_GIVEN REQUEST_
Gather up every line from the entries below that uses the word "machine".

* * * * *

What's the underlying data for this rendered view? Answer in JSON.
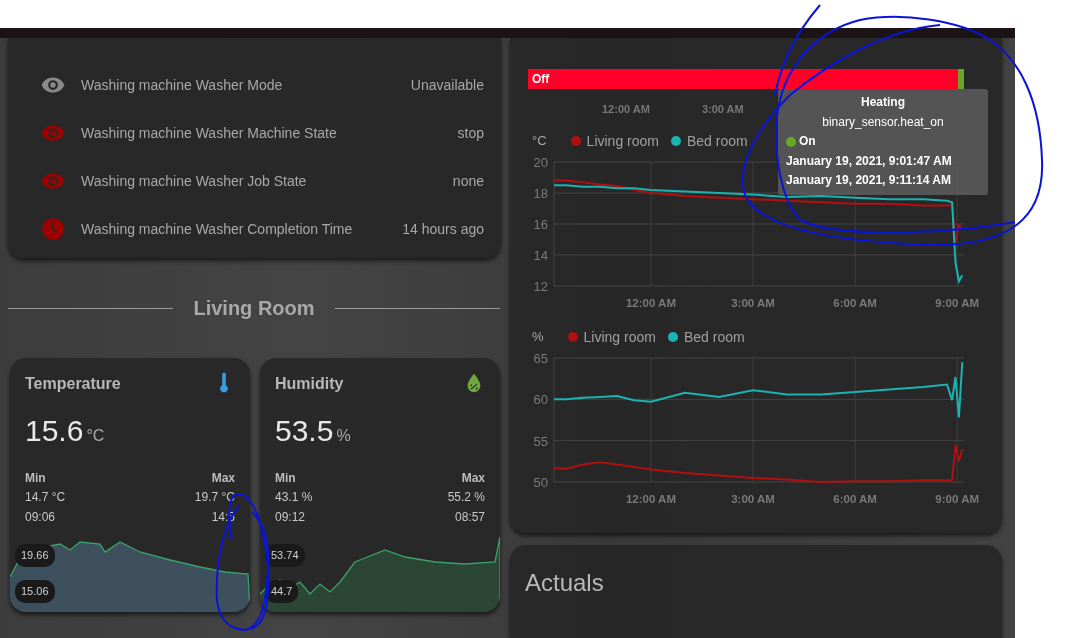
{
  "entities": [
    {
      "name": "Washing machine Washer Mode",
      "state": "Unavailable",
      "kind": "eye",
      "color": "#8a8a8a"
    },
    {
      "name": "Washing machine Washer Machine State",
      "state": "stop",
      "kind": "eye",
      "color": "#9c0000"
    },
    {
      "name": "Washing machine Washer Job State",
      "state": "none",
      "kind": "eye",
      "color": "#9c0000"
    },
    {
      "name": "Washing machine Washer Completion Time",
      "state": "14 hours ago",
      "kind": "clock",
      "color": "#9c0000"
    }
  ],
  "section_heading": "Living Room",
  "sensor_cards": [
    {
      "kind": "temperature",
      "name": "Temperature",
      "value": "15.6",
      "unit": "°C",
      "min_label": "Min",
      "min_value": "14.7 °C",
      "min_time": "09:06",
      "max_label": "Max",
      "max_value": "19.7 °C",
      "max_time": "14:5",
      "bound_high": "19.66",
      "bound_low": "15.06"
    },
    {
      "kind": "humidity",
      "name": "Humidity",
      "value": "53.5",
      "unit": "%",
      "min_label": "Min",
      "min_value": "43.1 %",
      "min_time": "09:12",
      "max_label": "Max",
      "max_value": "55.2 %",
      "max_time": "08:57",
      "bound_high": "53.74",
      "bound_low": "44.7"
    }
  ],
  "history": {
    "timeline": {
      "segments": [
        {
          "label": "Off",
          "color": "#ff0029",
          "level": 0.986
        },
        {
          "color": "#6aa628",
          "level": 0.014
        }
      ]
    },
    "timeline_axis": [
      "12:00 AM",
      "3:00 AM"
    ],
    "charts": [
      {
        "chart_data": {
          "type": "line",
          "grid": true,
          "legend": "top",
          "ylabel": "°C",
          "xlim": [
            -2.85,
            9.2
          ],
          "ylim": [
            12,
            20
          ],
          "x": [
            -2.85,
            -2.5,
            -2,
            -1.5,
            -1,
            -0.5,
            0,
            1,
            2,
            3,
            4,
            5,
            6,
            7,
            8,
            8.7,
            8.85,
            8.95,
            9.05,
            9.15
          ],
          "xticks": [
            {
              "value": 0,
              "label": "12:00 AM"
            },
            {
              "value": 3,
              "label": "3:00 AM"
            },
            {
              "value": 6,
              "label": "6:00 AM"
            },
            {
              "value": 9,
              "label": "9:00 AM"
            }
          ],
          "yticks": [
            12,
            14,
            16,
            18,
            20
          ],
          "series": [
            {
              "name": "Living room",
              "color": "#b01010",
              "values": [
                18.8,
                18.8,
                18.7,
                18.55,
                18.45,
                18.2,
                18.0,
                17.8,
                17.7,
                17.6,
                17.5,
                17.4,
                17.3,
                17.3,
                17.2,
                17.2,
                17.2,
                14.8,
                15.9,
                15.7
              ]
            },
            {
              "name": "Bed room",
              "color": "#1cb3b3",
              "values": [
                18.5,
                18.5,
                18.4,
                18.4,
                18.3,
                18.3,
                18.2,
                18.1,
                18.0,
                17.9,
                17.75,
                17.8,
                17.7,
                17.6,
                17.6,
                17.5,
                17.4,
                13.5,
                12.3,
                12.7
              ]
            }
          ]
        }
      },
      {
        "chart_data": {
          "type": "line",
          "grid": true,
          "legend": "top",
          "ylabel": "%",
          "xlim": [
            -2.85,
            9.2
          ],
          "ylim": [
            50,
            65
          ],
          "x": [
            -2.85,
            -2.5,
            -2,
            -1.5,
            -1,
            -0.5,
            0,
            1,
            2,
            3,
            4,
            5,
            6,
            7,
            8,
            8.7,
            8.85,
            8.95,
            9.05,
            9.15
          ],
          "xticks": [
            {
              "value": 0,
              "label": "12:00 AM"
            },
            {
              "value": 3,
              "label": "3:00 AM"
            },
            {
              "value": 6,
              "label": "6:00 AM"
            },
            {
              "value": 9,
              "label": "9:00 AM"
            }
          ],
          "yticks": [
            50,
            55,
            60,
            65
          ],
          "series": [
            {
              "name": "Living room",
              "color": "#b01010",
              "values": [
                51.7,
                51.6,
                52.1,
                52.4,
                52.1,
                51.8,
                51.5,
                51.1,
                50.8,
                50.5,
                50.3,
                50.0,
                50.1,
                50.1,
                50.2,
                50.2,
                50.2,
                54.5,
                52.5,
                54.0
              ]
            },
            {
              "name": "Bed room",
              "color": "#1cb3b3",
              "values": [
                60,
                60,
                60.2,
                60.3,
                60.4,
                59.9,
                59.7,
                60.8,
                60.3,
                61.1,
                60.6,
                60.6,
                60.9,
                61.2,
                61.5,
                61.8,
                59.9,
                62.7,
                57.8,
                64.5
              ]
            }
          ]
        }
      }
    ],
    "tooltip": {
      "title": "Heating",
      "entity": "binary_sensor.heat_on",
      "state": {
        "label": "On",
        "color": "#6aa628"
      },
      "start": "January 19, 2021, 9:01:47 AM",
      "end": "January 19, 2021, 9:11:14 AM"
    }
  },
  "actuals": {
    "title": "Actuals"
  }
}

* * * * *

_ANSWER BELOW_
      "name": "Washing machine Washer Mode",
      "name": "Washing machine Washer Machine State",
      "name": "Washing machine Washer Job State",
      "name": "Washing machine Washer Completion Time",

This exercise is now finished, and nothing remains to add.